Figure record listings
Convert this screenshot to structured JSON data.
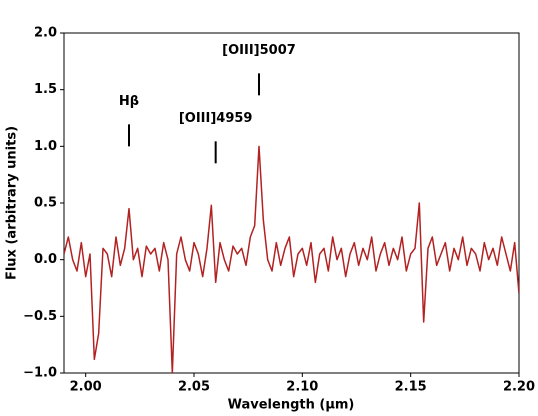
{
  "chart_data": {
    "type": "line",
    "xlabel": "Wavelength (µm)",
    "ylabel": "Flux (arbitrary units)",
    "xlim": [
      1.99,
      2.2
    ],
    "ylim": [
      -1,
      2
    ],
    "xticks": [
      {
        "value": 2,
        "label": "2.00"
      },
      {
        "value": 2.05,
        "label": "2.05"
      },
      {
        "value": 2.1,
        "label": "2.10"
      },
      {
        "value": 2.15,
        "label": "2.15"
      },
      {
        "value": 2.2,
        "label": "2.20"
      }
    ],
    "yticks": [
      {
        "value": -1,
        "label": "−1.0"
      },
      {
        "value": -0.5,
        "label": "−0.5"
      },
      {
        "value": 0,
        "label": "0.0"
      },
      {
        "value": 0.5,
        "label": "0.5"
      },
      {
        "value": 1,
        "label": "1.0"
      },
      {
        "value": 1.5,
        "label": "1.5"
      },
      {
        "value": 2,
        "label": "2.0"
      }
    ],
    "x": [
      1.99,
      1.992,
      1.994,
      1.996,
      1.998,
      2,
      2.002,
      2.004,
      2.006,
      2.008,
      2.01,
      2.012,
      2.014,
      2.016,
      2.018,
      2.02,
      2.022,
      2.024,
      2.026,
      2.028,
      2.03,
      2.032,
      2.034,
      2.036,
      2.038,
      2.04,
      2.042,
      2.044,
      2.046,
      2.048,
      2.05,
      2.052,
      2.054,
      2.056,
      2.058,
      2.06,
      2.062,
      2.064,
      2.066,
      2.068,
      2.07,
      2.072,
      2.074,
      2.076,
      2.078,
      2.08,
      2.082,
      2.084,
      2.086,
      2.088,
      2.09,
      2.092,
      2.094,
      2.096,
      2.098,
      2.1,
      2.102,
      2.104,
      2.106,
      2.108,
      2.11,
      2.112,
      2.114,
      2.116,
      2.118,
      2.12,
      2.122,
      2.124,
      2.126,
      2.128,
      2.13,
      2.132,
      2.134,
      2.136,
      2.138,
      2.14,
      2.142,
      2.144,
      2.146,
      2.148,
      2.15,
      2.152,
      2.154,
      2.156,
      2.158,
      2.16,
      2.162,
      2.164,
      2.166,
      2.168,
      2.17,
      2.172,
      2.174,
      2.176,
      2.178,
      2.18,
      2.182,
      2.184,
      2.186,
      2.188,
      2.19,
      2.192,
      2.194,
      2.196,
      2.198,
      2.2
    ],
    "series": [
      {
        "color": "#b22222",
        "values": [
          0.05,
          0.2,
          0,
          -0.1,
          0.15,
          -0.15,
          0.05,
          -0.88,
          -0.65,
          0.1,
          0.05,
          -0.15,
          0.2,
          -0.05,
          0.1,
          0.45,
          0,
          0.1,
          -0.15,
          0.12,
          0.05,
          0.1,
          -0.1,
          0.15,
          0,
          -1,
          0.05,
          0.2,
          0,
          -0.1,
          0.15,
          0.05,
          -0.15,
          0.1,
          0.48,
          -0.2,
          0.15,
          0,
          -0.1,
          0.12,
          0.05,
          0.1,
          -0.05,
          0.2,
          0.3,
          1,
          0.35,
          0,
          -0.1,
          0.15,
          -0.05,
          0.1,
          0.2,
          -0.15,
          0.05,
          0.1,
          -0.05,
          0.15,
          -0.2,
          0.05,
          0.1,
          -0.1,
          0.2,
          0,
          0.1,
          -0.15,
          0.05,
          0.15,
          -0.05,
          0.1,
          0,
          0.2,
          -0.1,
          0.05,
          0.15,
          -0.05,
          0.1,
          0,
          0.2,
          -0.1,
          0.05,
          0.1,
          0.5,
          -0.55,
          0.1,
          0.2,
          -0.05,
          0.05,
          0.15,
          -0.1,
          0.1,
          0,
          0.2,
          -0.05,
          0.1,
          0.05,
          -0.1,
          0.15,
          0,
          0.1,
          -0.05,
          0.2,
          0.05,
          -0.1,
          0.15,
          -0.3
        ]
      }
    ],
    "annotations": [
      {
        "text": "Hβ",
        "x": 2.02,
        "y": 1.0
      },
      {
        "text": "[OIII]4959",
        "x": 2.06,
        "y": 0.85
      },
      {
        "text": "[OIII]5007",
        "x": 2.08,
        "y": 1.45
      }
    ]
  }
}
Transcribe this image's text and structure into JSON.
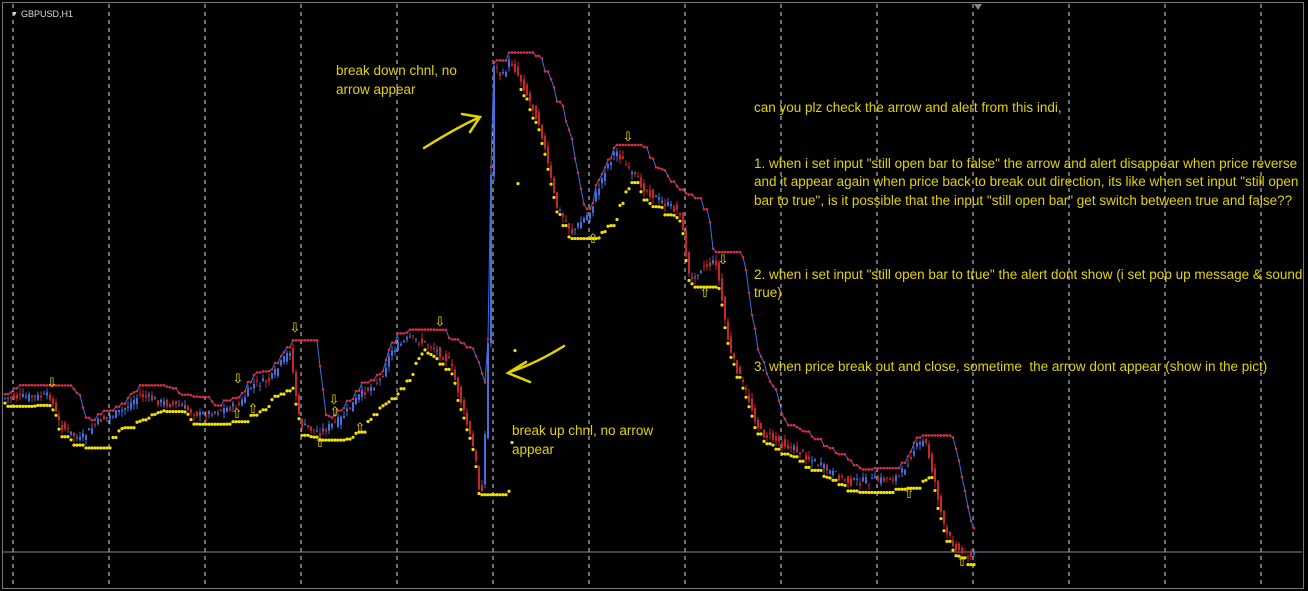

WHAT TO WORK ON
The pictures in the entries should be left out; output everything else exactly.

REPLY
Convert this screenshot to structured JSON data.
{
  "chart_data": {
    "type": "line",
    "xlabel": "Wavelength (µm)",
    "ylabel": "Flux (arbitrary units)",
    "xlim": [
      1.99,
      2.2
    ],
    "ylim": [
      -1,
      2
    ],
    "xticks": [
      {
        "value": 2,
        "label": "2.00"
      },
      {
        "value": 2.05,
        "label": "2.05"
      },
      {
        "value": 2.1,
        "label": "2.10"
      },
      {
        "value": 2.15,
        "label": "2.15"
      },
      {
        "value": 2.2,
        "label": "2.20"
      }
    ],
    "yticks": [
      {
        "value": -1,
        "label": "−1.0"
      },
      {
        "value": -0.5,
        "label": "−0.5"
      },
      {
        "value": 0,
        "label": "0.0"
      },
      {
        "value": 0.5,
        "label": "0.5"
      },
      {
        "value": 1,
        "label": "1.0"
      },
      {
        "value": 1.5,
        "label": "1.5"
      },
      {
        "value": 2,
        "label": "2.0"
      }
    ],
    "x": [
      1.99,
      1.992,
      1.994,
      1.996,
      1.998,
      2,
      2.002,
      2.004,
      2.006,
      2.008,
      2.01,
      2.012,
      2.014,
      2.016,
      2.018,
      2.02,
      2.022,
      2.024,
      2.026,
      2.028,
      2.03,
      2.032,
      2.034,
      2.036,
      2.038,
      2.04,
      2.042,
      2.044,
      2.046,
      2.048,
      2.05,
      2.052,
      2.054,
      2.056,
      2.058,
      2.06,
      2.062,
      2.064,
      2.066,
      2.068,
      2.07,
      2.072,
      2.074,
      2.076,
      2.078,
      2.08,
      2.082,
      2.084,
      2.086,
      2.088,
      2.09,
      2.092,
      2.094,
      2.096,
      2.098,
      2.1,
      2.102,
      2.104,
      2.106,
      2.108,
      2.11,
      2.112,
      2.114,
      2.116,
      2.118,
      2.12,
      2.122,
      2.124,
      2.126,
      2.128,
      2.13,
      2.132,
      2.134,
      2.136,
      2.138,
      2.14,
      2.142,
      2.144,
      2.146,
      2.148,
      2.15,
      2.152,
      2.154,
      2.156,
      2.158,
      2.16,
      2.162,
      2.164,
      2.166,
      2.168,
      2.17,
      2.172,
      2.174,
      2.176,
      2.178,
      2.18,
      2.182,
      2.184,
      2.186,
      2.188,
      2.19,
      2.192,
      2.194,
      2.196,
      2.198,
      2.2
    ],
    "series": [
      {
        "color": "#b22222",
        "values": [
          0.05,
          0.2,
          0,
          -0.1,
          0.15,
          -0.15,
          0.05,
          -0.88,
          -0.65,
          0.1,
          0.05,
          -0.15,
          0.2,
          -0.05,
          0.1,
          0.45,
          0,
          0.1,
          -0.15,
          0.12,
          0.05,
          0.1,
          -0.1,
          0.15,
          0,
          -1,
          0.05,
          0.2,
          0,
          -0.1,
          0.15,
          0.05,
          -0.15,
          0.1,
          0.48,
          -0.2,
          0.15,
          0,
          -0.1,
          0.12,
          0.05,
          0.1,
          -0.05,
          0.2,
          0.3,
          1,
          0.35,
          0,
          -0.1,
          0.15,
          -0.05,
          0.1,
          0.2,
          -0.15,
          0.05,
          0.1,
          -0.05,
          0.15,
          -0.2,
          0.05,
          0.1,
          -0.1,
          0.2,
          0,
          0.1,
          -0.15,
          0.05,
          0.15,
          -0.05,
          0.1,
          0,
          0.2,
          -0.1,
          0.05,
          0.15,
          -0.05,
          0.1,
          0,
          0.2,
          -0.1,
          0.05,
          0.1,
          0.5,
          -0.55,
          0.1,
          0.2,
          -0.05,
          0.05,
          0.15,
          -0.1,
          0.1,
          0,
          0.2,
          -0.05,
          0.1,
          0.05,
          -0.1,
          0.15,
          0,
          0.1,
          -0.05,
          0.2,
          0.05,
          -0.1,
          0.15,
          -0.3
        ]
      }
    ],
    "annotations": [
      {
        "text": "Hβ",
        "x": 2.02,
        "y": 1.0
      },
      {
        "text": "[OIII]4959",
        "x": 2.06,
        "y": 0.85
      },
      {
        "text": "[OIII]5007",
        "x": 2.08,
        "y": 1.45
      }
    ]
  }
}
Transcribe this image's text and structure into JSON.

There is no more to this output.